**Recorded data:**

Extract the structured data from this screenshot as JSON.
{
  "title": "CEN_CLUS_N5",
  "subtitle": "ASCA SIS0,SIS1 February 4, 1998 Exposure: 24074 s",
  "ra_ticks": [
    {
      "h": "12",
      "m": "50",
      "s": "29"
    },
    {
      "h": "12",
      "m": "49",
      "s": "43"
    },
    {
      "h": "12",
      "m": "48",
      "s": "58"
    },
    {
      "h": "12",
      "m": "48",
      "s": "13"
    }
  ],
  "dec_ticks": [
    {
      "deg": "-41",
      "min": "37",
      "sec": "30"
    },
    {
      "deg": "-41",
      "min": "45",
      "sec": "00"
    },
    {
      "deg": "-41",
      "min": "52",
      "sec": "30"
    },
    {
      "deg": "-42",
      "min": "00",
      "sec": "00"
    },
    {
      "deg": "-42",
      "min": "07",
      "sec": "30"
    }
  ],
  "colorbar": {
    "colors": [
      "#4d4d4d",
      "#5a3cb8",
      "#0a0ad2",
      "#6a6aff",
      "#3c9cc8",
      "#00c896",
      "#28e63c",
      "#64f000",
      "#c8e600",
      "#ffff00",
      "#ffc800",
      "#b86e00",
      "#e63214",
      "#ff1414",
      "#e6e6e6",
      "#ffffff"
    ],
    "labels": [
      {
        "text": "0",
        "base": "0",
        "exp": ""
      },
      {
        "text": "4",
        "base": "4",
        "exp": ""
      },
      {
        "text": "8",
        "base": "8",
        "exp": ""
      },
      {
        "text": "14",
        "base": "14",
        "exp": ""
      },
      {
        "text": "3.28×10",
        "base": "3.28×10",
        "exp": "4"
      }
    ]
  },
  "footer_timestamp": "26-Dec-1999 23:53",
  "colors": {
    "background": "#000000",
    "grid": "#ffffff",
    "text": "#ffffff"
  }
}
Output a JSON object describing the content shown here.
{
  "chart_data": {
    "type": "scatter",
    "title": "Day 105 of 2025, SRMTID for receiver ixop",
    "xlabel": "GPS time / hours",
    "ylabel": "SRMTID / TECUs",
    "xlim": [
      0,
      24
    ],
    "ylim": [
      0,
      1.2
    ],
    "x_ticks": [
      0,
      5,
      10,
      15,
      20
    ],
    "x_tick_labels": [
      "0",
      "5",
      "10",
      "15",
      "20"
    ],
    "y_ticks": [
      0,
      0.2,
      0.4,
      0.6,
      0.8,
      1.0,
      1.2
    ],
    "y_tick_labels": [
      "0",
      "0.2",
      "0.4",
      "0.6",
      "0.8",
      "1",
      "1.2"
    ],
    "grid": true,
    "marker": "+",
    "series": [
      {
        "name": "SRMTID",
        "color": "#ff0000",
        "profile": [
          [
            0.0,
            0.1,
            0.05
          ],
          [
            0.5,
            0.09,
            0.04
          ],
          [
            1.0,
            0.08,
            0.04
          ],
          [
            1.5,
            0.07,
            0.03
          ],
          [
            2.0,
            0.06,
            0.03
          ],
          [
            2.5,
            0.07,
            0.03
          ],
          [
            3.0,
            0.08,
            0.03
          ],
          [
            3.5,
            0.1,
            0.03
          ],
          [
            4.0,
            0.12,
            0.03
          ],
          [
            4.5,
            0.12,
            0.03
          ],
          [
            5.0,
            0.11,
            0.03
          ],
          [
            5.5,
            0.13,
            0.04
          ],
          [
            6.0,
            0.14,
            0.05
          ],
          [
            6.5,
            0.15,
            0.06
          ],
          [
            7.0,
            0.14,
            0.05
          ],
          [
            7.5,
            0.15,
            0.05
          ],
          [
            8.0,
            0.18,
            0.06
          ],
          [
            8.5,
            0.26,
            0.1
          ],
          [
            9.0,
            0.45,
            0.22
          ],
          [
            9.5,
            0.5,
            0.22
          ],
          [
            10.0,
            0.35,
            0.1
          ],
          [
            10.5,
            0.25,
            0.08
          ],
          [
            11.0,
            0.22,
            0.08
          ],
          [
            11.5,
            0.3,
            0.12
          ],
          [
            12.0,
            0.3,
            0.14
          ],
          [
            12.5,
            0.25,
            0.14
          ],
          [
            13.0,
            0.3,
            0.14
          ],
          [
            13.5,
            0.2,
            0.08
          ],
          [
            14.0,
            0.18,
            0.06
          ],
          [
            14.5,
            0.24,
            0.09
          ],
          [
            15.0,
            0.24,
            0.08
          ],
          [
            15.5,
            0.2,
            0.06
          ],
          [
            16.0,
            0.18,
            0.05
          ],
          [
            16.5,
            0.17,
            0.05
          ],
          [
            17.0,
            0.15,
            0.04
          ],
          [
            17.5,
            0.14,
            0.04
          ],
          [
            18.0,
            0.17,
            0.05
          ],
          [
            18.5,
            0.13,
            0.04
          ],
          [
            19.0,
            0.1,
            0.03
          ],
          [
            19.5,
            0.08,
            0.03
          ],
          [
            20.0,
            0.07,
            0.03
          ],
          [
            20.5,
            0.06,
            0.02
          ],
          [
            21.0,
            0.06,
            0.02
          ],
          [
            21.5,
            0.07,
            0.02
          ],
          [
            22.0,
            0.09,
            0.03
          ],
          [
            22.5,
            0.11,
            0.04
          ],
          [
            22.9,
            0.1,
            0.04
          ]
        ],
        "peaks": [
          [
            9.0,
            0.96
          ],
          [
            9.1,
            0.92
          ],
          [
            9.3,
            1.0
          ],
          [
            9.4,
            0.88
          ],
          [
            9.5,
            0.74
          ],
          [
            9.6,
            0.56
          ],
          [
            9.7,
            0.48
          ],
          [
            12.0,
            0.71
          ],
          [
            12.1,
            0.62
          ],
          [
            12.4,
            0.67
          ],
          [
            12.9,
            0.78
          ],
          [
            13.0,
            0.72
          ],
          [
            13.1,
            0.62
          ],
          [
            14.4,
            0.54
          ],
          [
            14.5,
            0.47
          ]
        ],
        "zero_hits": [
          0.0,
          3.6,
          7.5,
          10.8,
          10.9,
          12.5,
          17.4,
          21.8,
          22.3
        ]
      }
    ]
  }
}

**Aim of the task:**
Copy the data above in full, character for character.

**Final answer:**
Extract the structured data from this screenshot as JSON.
{
  "title": "CEN_CLUS_N5",
  "subtitle": "ASCA SIS0,SIS1 February 4, 1998 Exposure: 24074 s",
  "ra_ticks": [
    {
      "h": "12",
      "m": "50",
      "s": "29"
    },
    {
      "h": "12",
      "m": "49",
      "s": "43"
    },
    {
      "h": "12",
      "m": "48",
      "s": "58"
    },
    {
      "h": "12",
      "m": "48",
      "s": "13"
    }
  ],
  "dec_ticks": [
    {
      "deg": "-41",
      "min": "37",
      "sec": "30"
    },
    {
      "deg": "-41",
      "min": "45",
      "sec": "00"
    },
    {
      "deg": "-41",
      "min": "52",
      "sec": "30"
    },
    {
      "deg": "-42",
      "min": "00",
      "sec": "00"
    },
    {
      "deg": "-42",
      "min": "07",
      "sec": "30"
    }
  ],
  "colorbar": {
    "colors": [
      "#4d4d4d",
      "#5a3cb8",
      "#0a0ad2",
      "#6a6aff",
      "#3c9cc8",
      "#00c896",
      "#28e63c",
      "#64f000",
      "#c8e600",
      "#ffff00",
      "#ffc800",
      "#b86e00",
      "#e63214",
      "#ff1414",
      "#e6e6e6",
      "#ffffff"
    ],
    "labels": [
      {
        "text": "0",
        "base": "0",
        "exp": ""
      },
      {
        "text": "4",
        "base": "4",
        "exp": ""
      },
      {
        "text": "8",
        "base": "8",
        "exp": ""
      },
      {
        "text": "14",
        "base": "14",
        "exp": ""
      },
      {
        "text": "3.28×10",
        "base": "3.28×10",
        "exp": "4"
      }
    ]
  },
  "footer_timestamp": "26-Dec-1999 23:53",
  "colors": {
    "background": "#000000",
    "grid": "#ffffff",
    "text": "#ffffff"
  }
}
Output a JSON object describing the content shown here.
{
  "chart_data": {
    "type": "scatter",
    "title": "Day 105 of 2025, SRMTID for receiver ixop",
    "xlabel": "GPS time / hours",
    "ylabel": "SRMTID / TECUs",
    "xlim": [
      0,
      24
    ],
    "ylim": [
      0,
      1.2
    ],
    "x_ticks": [
      0,
      5,
      10,
      15,
      20
    ],
    "x_tick_labels": [
      "0",
      "5",
      "10",
      "15",
      "20"
    ],
    "y_ticks": [
      0,
      0.2,
      0.4,
      0.6,
      0.8,
      1.0,
      1.2
    ],
    "y_tick_labels": [
      "0",
      "0.2",
      "0.4",
      "0.6",
      "0.8",
      "1",
      "1.2"
    ],
    "grid": true,
    "marker": "+",
    "series": [
      {
        "name": "SRMTID",
        "color": "#ff0000",
        "profile": [
          [
            0.0,
            0.1,
            0.05
          ],
          [
            0.5,
            0.09,
            0.04
          ],
          [
            1.0,
            0.08,
            0.04
          ],
          [
            1.5,
            0.07,
            0.03
          ],
          [
            2.0,
            0.06,
            0.03
          ],
          [
            2.5,
            0.07,
            0.03
          ],
          [
            3.0,
            0.08,
            0.03
          ],
          [
            3.5,
            0.1,
            0.03
          ],
          [
            4.0,
            0.12,
            0.03
          ],
          [
            4.5,
            0.12,
            0.03
          ],
          [
            5.0,
            0.11,
            0.03
          ],
          [
            5.5,
            0.13,
            0.04
          ],
          [
            6.0,
            0.14,
            0.05
          ],
          [
            6.5,
            0.15,
            0.06
          ],
          [
            7.0,
            0.14,
            0.05
          ],
          [
            7.5,
            0.15,
            0.05
          ],
          [
            8.0,
            0.18,
            0.06
          ],
          [
            8.5,
            0.26,
            0.1
          ],
          [
            9.0,
            0.45,
            0.22
          ],
          [
            9.5,
            0.5,
            0.22
          ],
          [
            10.0,
            0.35,
            0.1
          ],
          [
            10.5,
            0.25,
            0.08
          ],
          [
            11.0,
            0.22,
            0.08
          ],
          [
            11.5,
            0.3,
            0.12
          ],
          [
            12.0,
            0.3,
            0.14
          ],
          [
            12.5,
            0.25,
            0.14
          ],
          [
            13.0,
            0.3,
            0.14
          ],
          [
            13.5,
            0.2,
            0.08
          ],
          [
            14.0,
            0.18,
            0.06
          ],
          [
            14.5,
            0.24,
            0.09
          ],
          [
            15.0,
            0.24,
            0.08
          ],
          [
            15.5,
            0.2,
            0.06
          ],
          [
            16.0,
            0.18,
            0.05
          ],
          [
            16.5,
            0.17,
            0.05
          ],
          [
            17.0,
            0.15,
            0.04
          ],
          [
            17.5,
            0.14,
            0.04
          ],
          [
            18.0,
            0.17,
            0.05
          ],
          [
            18.5,
            0.13,
            0.04
          ],
          [
            19.0,
            0.1,
            0.03
          ],
          [
            19.5,
            0.08,
            0.03
          ],
          [
            20.0,
            0.07,
            0.03
          ],
          [
            20.5,
            0.06,
            0.02
          ],
          [
            21.0,
            0.06,
            0.02
          ],
          [
            21.5,
            0.07,
            0.02
          ],
          [
            22.0,
            0.09,
            0.03
          ],
          [
            22.5,
            0.11,
            0.04
          ],
          [
            22.9,
            0.1,
            0.04
          ]
        ],
        "peaks": [
          [
            9.0,
            0.96
          ],
          [
            9.1,
            0.92
          ],
          [
            9.3,
            1.0
          ],
          [
            9.4,
            0.88
          ],
          [
            9.5,
            0.74
          ],
          [
            9.6,
            0.56
          ],
          [
            9.7,
            0.48
          ],
          [
            12.0,
            0.71
          ],
          [
            12.1,
            0.62
          ],
          [
            12.4,
            0.67
          ],
          [
            12.9,
            0.78
          ],
          [
            13.0,
            0.72
          ],
          [
            13.1,
            0.62
          ],
          [
            14.4,
            0.54
          ],
          [
            14.5,
            0.47
          ]
        ],
        "zero_hits": [
          0.0,
          3.6,
          7.5,
          10.8,
          10.9,
          12.5,
          17.4,
          21.8,
          22.3
        ]
      }
    ]
  }
}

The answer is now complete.